#### [WHAT IS EXPECTED]
Reproduce the data below in full and exclude every picture.

#### [MATERIALS PROVIDED]
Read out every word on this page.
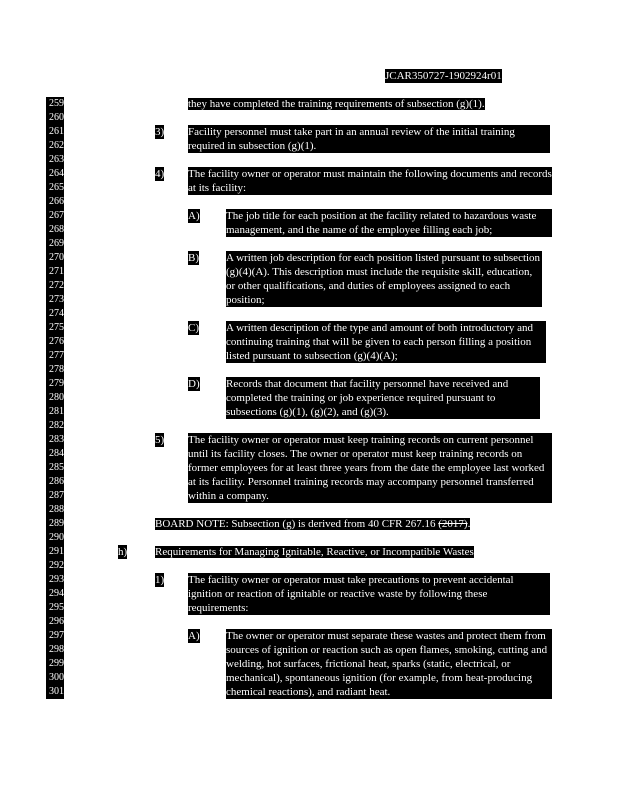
JCAR350727-1902924r01
259
260
261
262
263
264
265
266
267
268
269
270
271
272
273
274
275
276
277
278
279
280
281
282
283
284
285
286
287
288
289
290
291
292
293
294
295
296
297
298
299
300
301
they have completed the training requirements of subsection (g)(1).
3) Facility personnel must take part in an annual review of the initial training required in subsection (g)(1).
4) The facility owner or operator must maintain the following documents and records at its facility:
A) The job title for each position at the facility related to hazardous waste management, and the name of the employee filling each job;
B) A written job description for each position listed pursuant to subsection (g)(4)(A). This description must include the requisite skill, education, or other qualifications, and duties of employees assigned to each position;
C) A written description of the type and amount of both introductory and continuing training that will be given to each person filling a position listed pursuant to subsection (g)(4)(A);
D) Records that document that facility personnel have received and completed the training or job experience required pursuant to subsections (g)(1), (g)(2), and (g)(3).
5) The facility owner or operator must keep training records on current personnel until its facility closes. The owner or operator must keep training records on former employees for at least three years from the date the employee last worked at its facility. Personnel training records may accompany personnel transferred within a company.
BOARD NOTE: Subsection (g) is derived from 40 CFR 267.16 (2017).
h)	Requirements for Managing Ignitable, Reactive, or Incompatible Wastes
1) The facility owner or operator must take precautions to prevent accidental ignition or reaction of ignitable or reactive waste by following these requirements:
A) The owner or operator must separate these wastes and protect them from sources of ignition or reaction such as open flames, smoking, cutting and welding, hot surfaces, frictional heat, sparks (static, electrical, or mechanical), spontaneous ignition (for example, from heat-producing chemical reactions), and radiant heat.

#### [THE COMPLETED TASK]
Read out every word on this page.
JCAR350727-1902924r01
259
260
261
262
263
264
265
266
267
268
269
270
271
272
273
274
275
276
277
278
279
280
281
282
283
284
285
286
287
288
289
290
291
292
293
294
295
296
297
298
299
300
301
they have completed the training requirements of subsection (g)(1).
3) Facility personnel must take part in an annual review of the initial training required in subsection (g)(1).
4) The facility owner or operator must maintain the following documents and records at its facility:
A) The job title for each position at the facility related to hazardous waste management, and the name of the employee filling each job;
B) A written job description for each position listed pursuant to subsection (g)(4)(A). This description must include the requisite skill, education, or other qualifications, and duties of employees assigned to each position;
C) A written description of the type and amount of both introductory and continuing training that will be given to each person filling a position listed pursuant to subsection (g)(4)(A);
D) Records that document that facility personnel have received and completed the training or job experience required pursuant to subsections (g)(1), (g)(2), and (g)(3).
5) The facility owner or operator must keep training records on current personnel until its facility closes. The owner or operator must keep training records on former employees for at least three years from the date the employee last worked at its facility. Personnel training records may accompany personnel transferred within a company.
BOARD NOTE: Subsection (g) is derived from 40 CFR 267.16 (2017).
h)	Requirements for Managing Ignitable, Reactive, or Incompatible Wastes
1) The facility owner or operator must take precautions to prevent accidental ignition or reaction of ignitable or reactive waste by following these requirements:
A) The owner or operator must separate these wastes and protect them from sources of ignition or reaction such as open flames, smoking, cutting and welding, hot surfaces, frictional heat, sparks (static, electrical, or mechanical), spontaneous ignition (for example, from heat-producing chemical reactions), and radiant heat.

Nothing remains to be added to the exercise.